REQUIREMENTS: Present every line in which the string "Firmware" appears.

GIVEN ENTRIES:

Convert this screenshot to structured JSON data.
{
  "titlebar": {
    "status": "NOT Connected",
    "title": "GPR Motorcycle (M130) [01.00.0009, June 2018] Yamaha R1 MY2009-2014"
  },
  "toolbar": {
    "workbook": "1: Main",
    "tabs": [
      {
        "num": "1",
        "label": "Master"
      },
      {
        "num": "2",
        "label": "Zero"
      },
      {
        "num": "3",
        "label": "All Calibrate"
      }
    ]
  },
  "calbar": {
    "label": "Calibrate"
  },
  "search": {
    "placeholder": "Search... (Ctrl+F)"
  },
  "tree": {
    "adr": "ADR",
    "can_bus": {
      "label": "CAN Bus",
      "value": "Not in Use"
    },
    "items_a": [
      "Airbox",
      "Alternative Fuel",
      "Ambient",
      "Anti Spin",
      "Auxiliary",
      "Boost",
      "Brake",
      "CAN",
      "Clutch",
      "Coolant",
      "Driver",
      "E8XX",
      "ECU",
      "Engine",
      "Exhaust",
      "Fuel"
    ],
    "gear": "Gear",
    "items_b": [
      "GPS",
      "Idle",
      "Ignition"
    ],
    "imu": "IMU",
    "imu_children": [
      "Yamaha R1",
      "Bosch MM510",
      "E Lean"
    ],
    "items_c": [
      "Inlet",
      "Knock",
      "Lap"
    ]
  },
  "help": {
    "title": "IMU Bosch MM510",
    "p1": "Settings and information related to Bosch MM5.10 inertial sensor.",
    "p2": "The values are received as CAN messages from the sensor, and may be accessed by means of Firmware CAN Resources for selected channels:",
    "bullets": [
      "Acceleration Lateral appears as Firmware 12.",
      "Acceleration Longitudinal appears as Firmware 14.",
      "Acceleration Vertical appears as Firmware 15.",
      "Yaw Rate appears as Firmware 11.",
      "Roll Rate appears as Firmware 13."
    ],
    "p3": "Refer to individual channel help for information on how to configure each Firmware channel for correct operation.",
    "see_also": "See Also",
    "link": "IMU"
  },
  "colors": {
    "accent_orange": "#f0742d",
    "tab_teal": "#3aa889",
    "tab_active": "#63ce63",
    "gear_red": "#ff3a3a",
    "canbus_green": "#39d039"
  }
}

COMPLETED EXERCISE:
    "p2": "The values are received as CAN messages from the sensor, and may be accessed by means of Firmware CAN Resources for selected channels:",
      "Acceleration Lateral appears as Firmware 12.",
      "Acceleration Longitudinal appears as Firmware 14.",
      "Acceleration Vertical appears as Firmware 15.",
      "Yaw Rate appears as Firmware 11.",
      "Roll Rate appears as Firmware 13."
    "p3": "Refer to individual channel help for information on how to configure each Firmware channel for correct operation.",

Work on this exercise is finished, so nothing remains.